**REQUIRED TASK**.
Search the listing below for "screenshot". Copy each matching line.

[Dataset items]
------------
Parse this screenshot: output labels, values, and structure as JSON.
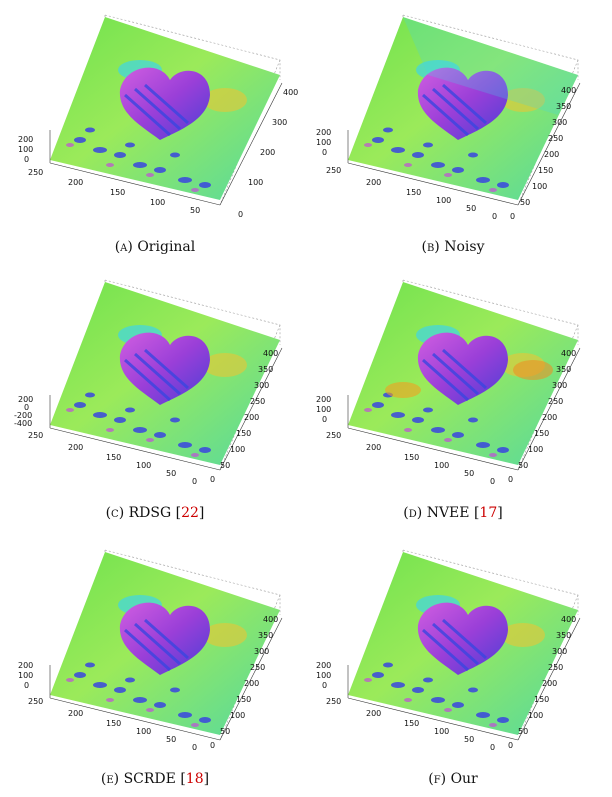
{
  "figures": [
    {
      "id": "a",
      "letter": "(a)",
      "name": "Original",
      "ref": "",
      "ztop": "200",
      "zmid": "100",
      "zlow": "0",
      "zbottom": "",
      "right_ticks": [
        "400",
        "300",
        "200",
        "100",
        "0"
      ],
      "left_ticks": [
        "250",
        "200",
        "150",
        "100",
        "50"
      ]
    },
    {
      "id": "b",
      "letter": "(b)",
      "name": "Noisy",
      "ref": "",
      "ztop": "200",
      "zmid": "100",
      "zlow": "0",
      "zbottom": "",
      "right_ticks": [
        "400",
        "350",
        "300",
        "250",
        "200",
        "150",
        "100",
        "50",
        "0"
      ],
      "left_ticks": [
        "250",
        "200",
        "150",
        "100",
        "50",
        "0"
      ]
    },
    {
      "id": "c",
      "letter": "(c)",
      "name": "RDSG",
      "ref": "22",
      "ztop": "200",
      "zmid": "0",
      "zlow": "-200",
      "zbottom": "-400",
      "right_ticks": [
        "400",
        "350",
        "300",
        "250",
        "200",
        "150",
        "100",
        "50",
        "0"
      ],
      "left_ticks": [
        "250",
        "200",
        "150",
        "100",
        "50",
        "0"
      ]
    },
    {
      "id": "d",
      "letter": "(d)",
      "name": "NVEE",
      "ref": "17",
      "ztop": "200",
      "zmid": "100",
      "zlow": "0",
      "zbottom": "",
      "right_ticks": [
        "400",
        "350",
        "300",
        "250",
        "200",
        "150",
        "100",
        "50",
        "0"
      ],
      "left_ticks": [
        "250",
        "200",
        "150",
        "100",
        "50",
        "0"
      ]
    },
    {
      "id": "e",
      "letter": "(e)",
      "name": "SCRDE",
      "ref": "18",
      "ztop": "200",
      "zmid": "100",
      "zlow": "0",
      "zbottom": "",
      "right_ticks": [
        "400",
        "350",
        "300",
        "250",
        "200",
        "150",
        "100",
        "50",
        "0"
      ],
      "left_ticks": [
        "250",
        "200",
        "150",
        "100",
        "50",
        "0"
      ]
    },
    {
      "id": "f",
      "letter": "(f)",
      "name": "Our",
      "ref": "",
      "ztop": "200",
      "zmid": "100",
      "zlow": "0",
      "zbottom": "",
      "right_ticks": [
        "400",
        "350",
        "300",
        "250",
        "200",
        "150",
        "100",
        "50",
        "0"
      ],
      "left_ticks": [
        "250",
        "200",
        "150",
        "100",
        "50",
        "0"
      ]
    }
  ],
  "colors": {
    "field": "#7fe35a",
    "heart": "#c24ed9",
    "heart_dark": "#4a3fd6",
    "ridge": "#3a46e0",
    "warm": "#f2c230",
    "cyan": "#3fd6e6"
  }
}
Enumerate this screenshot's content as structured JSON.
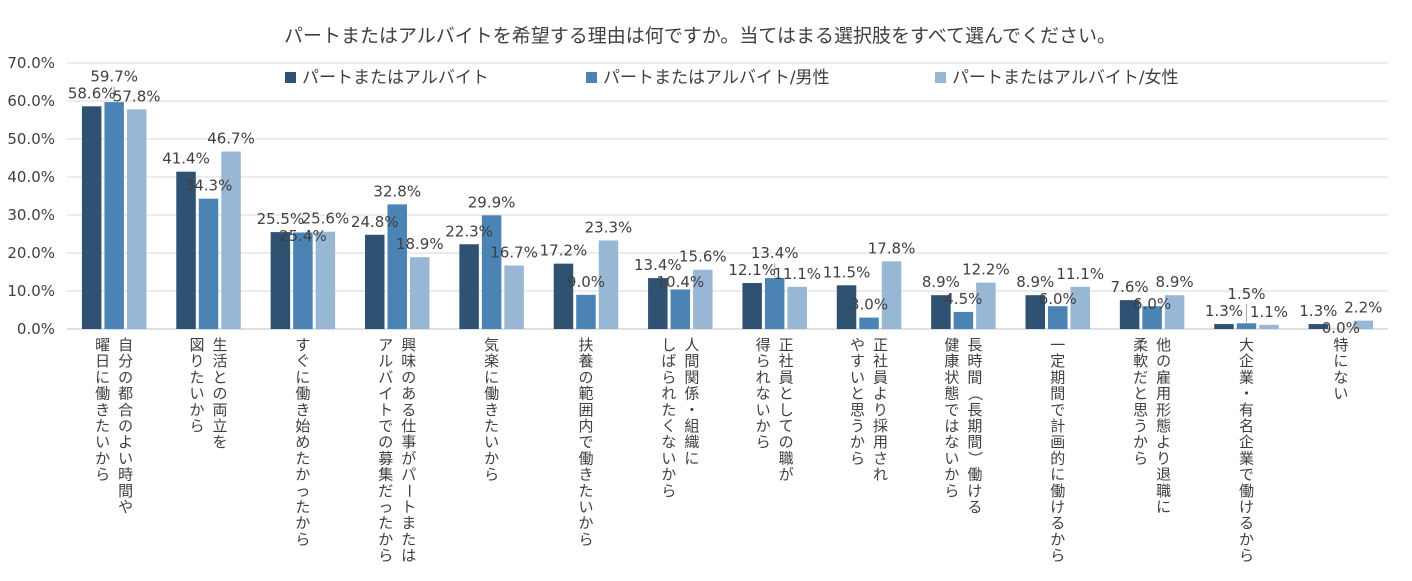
{
  "chart_data": {
    "type": "bar",
    "title": "パートまたはアルバイトを希望する理由は何ですか。当てはまる選択肢をすべて選んでください。",
    "ylim": [
      0,
      70
    ],
    "yticks": [
      "0.0%",
      "10.0%",
      "20.0%",
      "30.0%",
      "40.0%",
      "50.0%",
      "60.0%",
      "70.0%"
    ],
    "ytick_values": [
      0,
      10,
      20,
      30,
      40,
      50,
      60,
      70
    ],
    "legend_position": "top",
    "categories": [
      [
        "自分の都合のよい時間や",
        "曜日に働きたいから"
      ],
      [
        "生活との両立を",
        "図りたいから"
      ],
      [
        "すぐに働き始めたかったから"
      ],
      [
        "興味のある仕事がパートまたは",
        "アルバイトでの募集だったから"
      ],
      [
        "気楽に働きたいから"
      ],
      [
        "扶養の範囲内で働きたいから"
      ],
      [
        "人間関係・組織に",
        "しばられたくないから"
      ],
      [
        "正社員としての職が",
        "得られないから"
      ],
      [
        "正社員より採用され",
        "やすいと思うから"
      ],
      [
        "長時間（長期間）働ける",
        "健康状態ではないから"
      ],
      [
        "一定期間で計画的に働けるから"
      ],
      [
        "他の雇用形態より退職に",
        "柔軟だと思うから"
      ],
      [
        "大企業・有名企業で働けるから"
      ],
      [
        "特にない"
      ]
    ],
    "series": [
      {
        "name": "パートまたはアルバイト",
        "color": "#2f5272",
        "values": [
          58.6,
          41.4,
          25.5,
          24.8,
          22.3,
          17.2,
          13.4,
          12.1,
          11.5,
          8.9,
          8.9,
          7.6,
          1.3,
          1.3
        ],
        "labels": [
          "58.6%",
          "41.4%",
          "25.5%",
          "24.8%",
          "22.3%",
          "17.2%",
          "13.4%",
          "12.1%",
          "11.5%",
          "8.9%",
          "8.9%",
          "7.6%",
          "1.3%",
          "1.3%"
        ]
      },
      {
        "name": "パートまたはアルバイト/男性",
        "color": "#4b83b4",
        "values": [
          59.7,
          34.3,
          25.4,
          32.8,
          29.9,
          9.0,
          10.4,
          13.4,
          3.0,
          4.5,
          6.0,
          6.0,
          1.5,
          0.0
        ],
        "labels": [
          "59.7%",
          "34.3%",
          "25.4%",
          "32.8%",
          "29.9%",
          "9.0%",
          "10.4%",
          "13.4%",
          "3.0%",
          "4.5%",
          "6.0%",
          "6.0%",
          "1.5%",
          "0.0%"
        ]
      },
      {
        "name": "パートまたはアルバイト/女性",
        "color": "#98b7d4",
        "values": [
          57.8,
          46.7,
          25.6,
          18.9,
          16.7,
          23.3,
          15.6,
          11.1,
          17.8,
          12.2,
          11.1,
          8.9,
          1.1,
          2.2
        ],
        "labels": [
          "57.8%",
          "46.7%",
          "25.6%",
          "18.9%",
          "16.7%",
          "23.3%",
          "15.6%",
          "11.1%",
          "17.8%",
          "12.2%",
          "11.1%",
          "8.9%",
          "1.1%",
          "2.2%"
        ]
      }
    ]
  }
}
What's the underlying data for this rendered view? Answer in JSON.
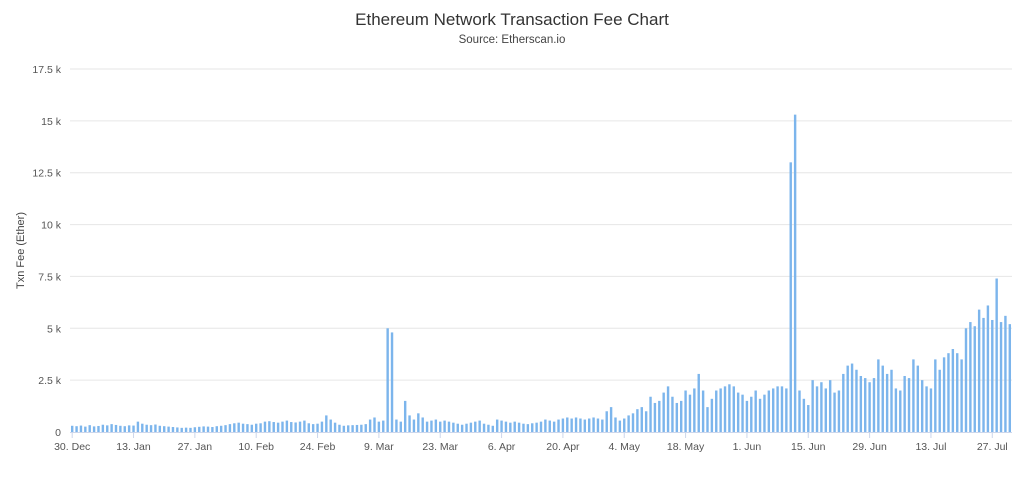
{
  "chart_data": {
    "type": "bar",
    "title": "Ethereum Network Transaction Fee Chart",
    "subtitle": "Source: Etherscan.io",
    "ylabel": "Txn Fee (Ether)",
    "xlabel": "",
    "ylim": [
      0,
      17500
    ],
    "grid": true,
    "legend": "none",
    "bar_color": "#7cb5ec",
    "y_ticks": [
      {
        "value": 0,
        "label": "0"
      },
      {
        "value": 2500,
        "label": "2.5 k"
      },
      {
        "value": 5000,
        "label": "5 k"
      },
      {
        "value": 7500,
        "label": "7.5 k"
      },
      {
        "value": 10000,
        "label": "10 k"
      },
      {
        "value": 12500,
        "label": "12.5 k"
      },
      {
        "value": 15000,
        "label": "15 k"
      },
      {
        "value": 17500,
        "label": "17.5 k"
      }
    ],
    "x_ticks": [
      {
        "index": 0,
        "label": "30. Dec"
      },
      {
        "index": 14,
        "label": "13. Jan"
      },
      {
        "index": 28,
        "label": "27. Jan"
      },
      {
        "index": 42,
        "label": "10. Feb"
      },
      {
        "index": 56,
        "label": "24. Feb"
      },
      {
        "index": 70,
        "label": "9. Mar"
      },
      {
        "index": 84,
        "label": "23. Mar"
      },
      {
        "index": 98,
        "label": "6. Apr"
      },
      {
        "index": 112,
        "label": "20. Apr"
      },
      {
        "index": 126,
        "label": "4. May"
      },
      {
        "index": 140,
        "label": "18. May"
      },
      {
        "index": 154,
        "label": "1. Jun"
      },
      {
        "index": 168,
        "label": "15. Jun"
      },
      {
        "index": 182,
        "label": "29. Jun"
      },
      {
        "index": 196,
        "label": "13. Jul"
      },
      {
        "index": 210,
        "label": "27. Jul"
      }
    ],
    "start_date": "2019-12-30",
    "values": [
      300,
      280,
      310,
      260,
      330,
      270,
      290,
      350,
      320,
      380,
      340,
      300,
      280,
      320,
      310,
      500,
      400,
      350,
      330,
      360,
      300,
      280,
      260,
      240,
      220,
      200,
      210,
      200,
      230,
      250,
      270,
      260,
      240,
      280,
      300,
      330,
      380,
      420,
      450,
      400,
      380,
      350,
      400,
      420,
      500,
      520,
      480,
      450,
      500,
      550,
      480,
      460,
      500,
      550,
      420,
      380,
      400,
      500,
      800,
      600,
      450,
      350,
      300,
      320,
      330,
      340,
      350,
      380,
      600,
      700,
      500,
      550,
      5000,
      4800,
      600,
      500,
      1500,
      800,
      600,
      900,
      700,
      500,
      550,
      600,
      500,
      550,
      500,
      450,
      400,
      350,
      400,
      450,
      500,
      550,
      400,
      350,
      300,
      600,
      550,
      500,
      450,
      500,
      450,
      400,
      380,
      420,
      450,
      500,
      600,
      550,
      500,
      600,
      650,
      700,
      650,
      700,
      650,
      600,
      650,
      700,
      650,
      600,
      1000,
      1200,
      700,
      550,
      650,
      800,
      900,
      1100,
      1200,
      1000,
      1700,
      1400,
      1500,
      1900,
      2200,
      1700,
      1400,
      1500,
      2000,
      1800,
      2100,
      2800,
      2000,
      1200,
      1600,
      2000,
      2100,
      2200,
      2300,
      2200,
      1900,
      1800,
      1500,
      1700,
      2000,
      1600,
      1800,
      2000,
      2100,
      2200,
      2200,
      2100,
      13000,
      15300,
      2000,
      1600,
      1300,
      2500,
      2200,
      2400,
      2100,
      2500,
      1900,
      2000,
      2800,
      3200,
      3300,
      3000,
      2700,
      2600,
      2400,
      2600,
      3500,
      3200,
      2800,
      3000,
      2100,
      2000,
      2700,
      2600,
      3500,
      3200,
      2500,
      2200,
      2100,
      3500,
      3000,
      3600,
      3800,
      4000,
      3800,
      3500,
      5000,
      5300,
      5100,
      5900,
      5500,
      6100,
      5400,
      7400,
      5300,
      5600,
      5200
    ]
  }
}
------------
**FULL RESPONSE**.
Parse this screenshot: output labels, values, and structure as JSON.
Enumerate this screenshot's content as structured JSON.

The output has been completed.